[start DATA SHOWN]

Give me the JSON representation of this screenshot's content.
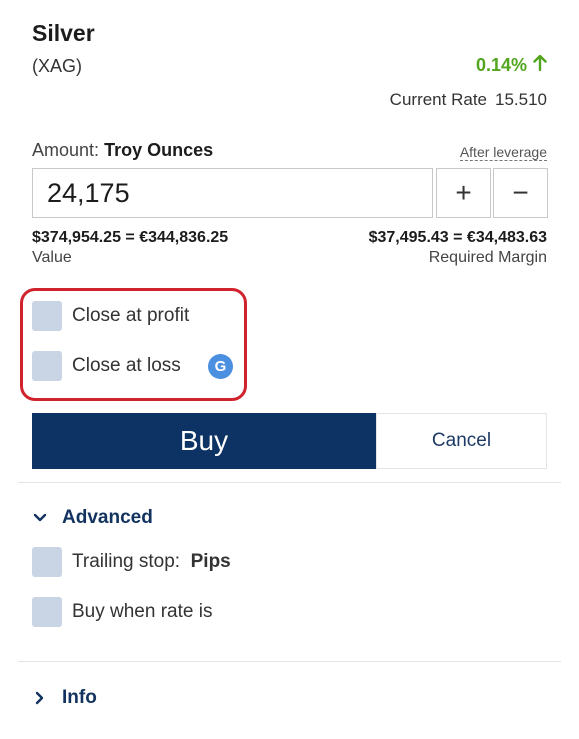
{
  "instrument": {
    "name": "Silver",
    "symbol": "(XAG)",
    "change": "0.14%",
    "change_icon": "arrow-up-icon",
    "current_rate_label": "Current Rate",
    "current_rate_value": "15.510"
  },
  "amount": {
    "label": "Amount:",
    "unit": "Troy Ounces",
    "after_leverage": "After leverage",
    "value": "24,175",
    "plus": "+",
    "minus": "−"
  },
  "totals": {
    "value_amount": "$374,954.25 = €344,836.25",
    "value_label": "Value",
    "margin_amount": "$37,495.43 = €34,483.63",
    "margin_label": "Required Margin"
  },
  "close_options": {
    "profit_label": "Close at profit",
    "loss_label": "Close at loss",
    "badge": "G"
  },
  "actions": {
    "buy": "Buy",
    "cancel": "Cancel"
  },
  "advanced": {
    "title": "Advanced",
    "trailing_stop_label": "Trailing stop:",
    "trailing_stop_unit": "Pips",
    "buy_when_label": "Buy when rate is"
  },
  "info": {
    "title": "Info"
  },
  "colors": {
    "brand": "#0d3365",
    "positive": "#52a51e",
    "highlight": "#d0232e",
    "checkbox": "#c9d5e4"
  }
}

[end DATA SHOWN]

TASK PROMPT:
Pictures in the records should not appear in your copy, but everything else must be transcribed exactly.

COMPLETE OUTPUT:
Give me the JSON representation of this screenshot's content.
{
  "instrument": {
    "name": "Silver",
    "symbol": "(XAG)",
    "change": "0.14%",
    "change_icon": "arrow-up-icon",
    "current_rate_label": "Current Rate",
    "current_rate_value": "15.510"
  },
  "amount": {
    "label": "Amount:",
    "unit": "Troy Ounces",
    "after_leverage": "After leverage",
    "value": "24,175",
    "plus": "+",
    "minus": "−"
  },
  "totals": {
    "value_amount": "$374,954.25 = €344,836.25",
    "value_label": "Value",
    "margin_amount": "$37,495.43 = €34,483.63",
    "margin_label": "Required Margin"
  },
  "close_options": {
    "profit_label": "Close at profit",
    "loss_label": "Close at loss",
    "badge": "G"
  },
  "actions": {
    "buy": "Buy",
    "cancel": "Cancel"
  },
  "advanced": {
    "title": "Advanced",
    "trailing_stop_label": "Trailing stop:",
    "trailing_stop_unit": "Pips",
    "buy_when_label": "Buy when rate is"
  },
  "info": {
    "title": "Info"
  },
  "colors": {
    "brand": "#0d3365",
    "positive": "#52a51e",
    "highlight": "#d0232e",
    "checkbox": "#c9d5e4"
  }
}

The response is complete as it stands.